> _Requirement_:
Across the entries below, how many lines contain the word "JSON"? Give the number alone.

> _Data for the task_:
┌──

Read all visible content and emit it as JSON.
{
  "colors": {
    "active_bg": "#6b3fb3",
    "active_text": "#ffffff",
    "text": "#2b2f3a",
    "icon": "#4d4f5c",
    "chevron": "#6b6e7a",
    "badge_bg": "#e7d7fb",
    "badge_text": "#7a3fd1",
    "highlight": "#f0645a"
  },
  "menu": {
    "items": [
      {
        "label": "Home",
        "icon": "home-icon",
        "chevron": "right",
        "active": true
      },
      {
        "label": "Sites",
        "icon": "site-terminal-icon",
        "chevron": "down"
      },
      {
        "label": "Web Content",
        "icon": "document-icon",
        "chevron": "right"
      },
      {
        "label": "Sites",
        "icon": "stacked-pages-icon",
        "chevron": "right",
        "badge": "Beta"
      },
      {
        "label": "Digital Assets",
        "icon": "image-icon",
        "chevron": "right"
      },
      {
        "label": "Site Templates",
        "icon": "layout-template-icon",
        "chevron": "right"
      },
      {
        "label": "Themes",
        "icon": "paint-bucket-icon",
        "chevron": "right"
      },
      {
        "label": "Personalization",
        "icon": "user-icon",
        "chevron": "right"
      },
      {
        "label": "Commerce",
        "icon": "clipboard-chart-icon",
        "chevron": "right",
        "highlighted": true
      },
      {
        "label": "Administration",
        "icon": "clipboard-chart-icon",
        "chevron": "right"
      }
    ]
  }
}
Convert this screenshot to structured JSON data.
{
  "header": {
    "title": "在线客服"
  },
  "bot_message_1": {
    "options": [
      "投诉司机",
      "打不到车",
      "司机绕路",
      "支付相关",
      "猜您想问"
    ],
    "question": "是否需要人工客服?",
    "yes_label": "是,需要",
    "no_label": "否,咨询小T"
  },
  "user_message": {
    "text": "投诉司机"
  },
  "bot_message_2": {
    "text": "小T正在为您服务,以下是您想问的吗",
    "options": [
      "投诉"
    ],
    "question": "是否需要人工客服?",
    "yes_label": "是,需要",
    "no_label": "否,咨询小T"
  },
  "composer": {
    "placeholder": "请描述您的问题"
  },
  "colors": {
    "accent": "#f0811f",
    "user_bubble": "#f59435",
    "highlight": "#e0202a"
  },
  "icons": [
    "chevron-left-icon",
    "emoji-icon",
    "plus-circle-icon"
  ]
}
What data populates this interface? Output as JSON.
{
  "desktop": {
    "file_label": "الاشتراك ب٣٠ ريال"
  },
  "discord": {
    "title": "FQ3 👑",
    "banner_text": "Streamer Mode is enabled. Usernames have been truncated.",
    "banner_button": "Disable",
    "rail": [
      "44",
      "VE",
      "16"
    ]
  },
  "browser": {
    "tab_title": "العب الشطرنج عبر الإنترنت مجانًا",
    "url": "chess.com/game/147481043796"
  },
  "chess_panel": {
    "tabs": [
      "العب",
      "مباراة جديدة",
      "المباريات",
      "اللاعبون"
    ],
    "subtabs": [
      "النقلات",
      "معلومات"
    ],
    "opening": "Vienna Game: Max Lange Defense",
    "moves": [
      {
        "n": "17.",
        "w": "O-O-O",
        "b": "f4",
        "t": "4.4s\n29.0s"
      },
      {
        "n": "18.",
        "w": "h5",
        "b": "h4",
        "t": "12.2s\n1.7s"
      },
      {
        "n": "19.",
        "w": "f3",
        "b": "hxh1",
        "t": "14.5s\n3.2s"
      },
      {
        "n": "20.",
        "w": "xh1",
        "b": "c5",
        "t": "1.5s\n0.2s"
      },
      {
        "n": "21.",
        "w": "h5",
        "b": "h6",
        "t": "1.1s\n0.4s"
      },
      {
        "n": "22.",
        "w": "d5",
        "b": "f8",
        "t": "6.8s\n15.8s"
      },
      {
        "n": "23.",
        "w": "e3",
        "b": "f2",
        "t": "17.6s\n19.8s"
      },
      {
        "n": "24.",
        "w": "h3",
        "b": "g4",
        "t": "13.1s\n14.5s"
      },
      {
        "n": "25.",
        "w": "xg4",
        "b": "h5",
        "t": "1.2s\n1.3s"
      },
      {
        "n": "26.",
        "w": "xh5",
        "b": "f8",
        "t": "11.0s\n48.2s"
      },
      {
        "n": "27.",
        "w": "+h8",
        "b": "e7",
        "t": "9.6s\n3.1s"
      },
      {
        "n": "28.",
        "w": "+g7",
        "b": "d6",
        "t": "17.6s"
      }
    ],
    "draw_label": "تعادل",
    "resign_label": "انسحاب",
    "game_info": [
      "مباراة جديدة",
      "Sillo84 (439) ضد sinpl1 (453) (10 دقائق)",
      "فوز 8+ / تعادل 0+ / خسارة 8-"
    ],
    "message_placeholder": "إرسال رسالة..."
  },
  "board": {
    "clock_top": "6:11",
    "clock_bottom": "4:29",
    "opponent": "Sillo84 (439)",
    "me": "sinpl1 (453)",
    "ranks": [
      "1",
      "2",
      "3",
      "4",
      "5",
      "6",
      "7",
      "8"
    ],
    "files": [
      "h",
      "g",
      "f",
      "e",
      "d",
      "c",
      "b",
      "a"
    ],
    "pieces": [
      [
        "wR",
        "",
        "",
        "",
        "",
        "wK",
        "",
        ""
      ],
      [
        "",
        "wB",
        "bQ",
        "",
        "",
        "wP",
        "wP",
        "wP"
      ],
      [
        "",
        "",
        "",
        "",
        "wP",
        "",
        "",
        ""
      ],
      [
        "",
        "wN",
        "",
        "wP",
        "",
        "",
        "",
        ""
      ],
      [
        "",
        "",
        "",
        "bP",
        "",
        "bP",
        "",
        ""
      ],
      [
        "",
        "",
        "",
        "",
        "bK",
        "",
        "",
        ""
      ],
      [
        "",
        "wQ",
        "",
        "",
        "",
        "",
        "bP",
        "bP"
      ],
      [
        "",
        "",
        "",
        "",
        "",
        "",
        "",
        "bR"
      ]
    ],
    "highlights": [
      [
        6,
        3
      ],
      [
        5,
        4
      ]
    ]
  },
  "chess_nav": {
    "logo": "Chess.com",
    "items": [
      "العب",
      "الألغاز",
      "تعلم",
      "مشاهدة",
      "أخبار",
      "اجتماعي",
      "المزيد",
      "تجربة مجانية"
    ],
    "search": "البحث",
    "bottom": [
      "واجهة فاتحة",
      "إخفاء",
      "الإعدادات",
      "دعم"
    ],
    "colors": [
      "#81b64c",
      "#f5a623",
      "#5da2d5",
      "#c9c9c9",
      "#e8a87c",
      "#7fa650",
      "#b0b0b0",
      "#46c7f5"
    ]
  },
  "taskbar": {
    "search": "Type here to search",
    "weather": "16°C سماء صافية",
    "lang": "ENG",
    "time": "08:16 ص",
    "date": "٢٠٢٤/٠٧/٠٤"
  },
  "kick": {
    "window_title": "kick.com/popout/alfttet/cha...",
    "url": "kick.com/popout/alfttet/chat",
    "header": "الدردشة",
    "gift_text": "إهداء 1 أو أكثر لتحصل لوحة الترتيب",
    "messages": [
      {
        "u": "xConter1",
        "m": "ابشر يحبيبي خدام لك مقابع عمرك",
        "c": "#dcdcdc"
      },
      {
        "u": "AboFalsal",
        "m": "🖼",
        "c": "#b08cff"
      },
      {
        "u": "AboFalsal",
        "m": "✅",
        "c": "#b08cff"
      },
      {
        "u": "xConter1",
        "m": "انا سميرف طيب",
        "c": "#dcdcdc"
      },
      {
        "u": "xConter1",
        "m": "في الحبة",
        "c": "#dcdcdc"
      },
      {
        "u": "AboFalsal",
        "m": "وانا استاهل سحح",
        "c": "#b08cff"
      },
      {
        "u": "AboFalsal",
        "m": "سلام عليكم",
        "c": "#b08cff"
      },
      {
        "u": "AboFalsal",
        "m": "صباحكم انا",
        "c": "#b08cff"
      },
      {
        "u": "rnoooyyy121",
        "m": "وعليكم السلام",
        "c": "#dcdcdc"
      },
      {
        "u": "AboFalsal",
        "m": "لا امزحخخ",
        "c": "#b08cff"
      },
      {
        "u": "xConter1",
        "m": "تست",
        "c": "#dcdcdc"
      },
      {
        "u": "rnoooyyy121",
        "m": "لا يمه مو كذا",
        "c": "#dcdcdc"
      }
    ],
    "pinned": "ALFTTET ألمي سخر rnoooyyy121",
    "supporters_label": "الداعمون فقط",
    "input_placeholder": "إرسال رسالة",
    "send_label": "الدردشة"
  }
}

└──

> _Output below_:
3